** WHAT IS NEEDED **
Return every record below exactly as written, but leave out the pictures.

** EXERCISE DATA **
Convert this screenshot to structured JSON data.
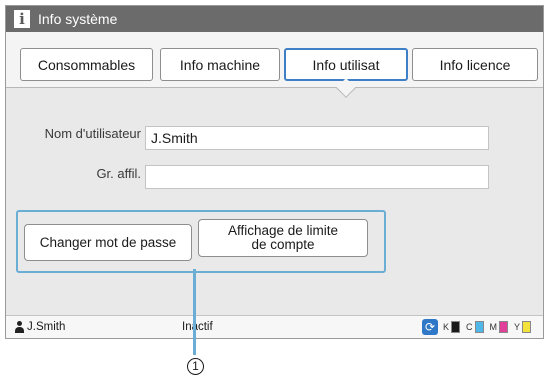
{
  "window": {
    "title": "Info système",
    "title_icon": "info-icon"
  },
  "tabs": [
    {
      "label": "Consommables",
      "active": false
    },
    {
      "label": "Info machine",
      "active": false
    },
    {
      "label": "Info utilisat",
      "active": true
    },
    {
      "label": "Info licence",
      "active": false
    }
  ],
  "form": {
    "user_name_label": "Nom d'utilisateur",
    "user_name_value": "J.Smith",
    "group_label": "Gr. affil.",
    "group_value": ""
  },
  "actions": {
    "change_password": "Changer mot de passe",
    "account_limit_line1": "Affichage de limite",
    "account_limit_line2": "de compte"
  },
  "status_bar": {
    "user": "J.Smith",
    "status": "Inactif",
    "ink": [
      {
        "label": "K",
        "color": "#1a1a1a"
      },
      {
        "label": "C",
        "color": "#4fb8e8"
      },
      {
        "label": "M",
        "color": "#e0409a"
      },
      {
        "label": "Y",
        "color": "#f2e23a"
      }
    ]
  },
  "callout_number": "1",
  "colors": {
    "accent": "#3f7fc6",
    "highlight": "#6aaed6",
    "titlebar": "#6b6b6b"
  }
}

** RESULT FOR THIS TASK **
Convert this screenshot to structured JSON data.
{
  "window": {
    "title": "Info système",
    "title_icon": "info-icon"
  },
  "tabs": [
    {
      "label": "Consommables",
      "active": false
    },
    {
      "label": "Info machine",
      "active": false
    },
    {
      "label": "Info utilisat",
      "active": true
    },
    {
      "label": "Info licence",
      "active": false
    }
  ],
  "form": {
    "user_name_label": "Nom d'utilisateur",
    "user_name_value": "J.Smith",
    "group_label": "Gr. affil.",
    "group_value": ""
  },
  "actions": {
    "change_password": "Changer mot de passe",
    "account_limit_line1": "Affichage de limite",
    "account_limit_line2": "de compte"
  },
  "status_bar": {
    "user": "J.Smith",
    "status": "Inactif",
    "ink": [
      {
        "label": "K",
        "color": "#1a1a1a"
      },
      {
        "label": "C",
        "color": "#4fb8e8"
      },
      {
        "label": "M",
        "color": "#e0409a"
      },
      {
        "label": "Y",
        "color": "#f2e23a"
      }
    ]
  },
  "callout_number": "1",
  "colors": {
    "accent": "#3f7fc6",
    "highlight": "#6aaed6",
    "titlebar": "#6b6b6b"
  }
}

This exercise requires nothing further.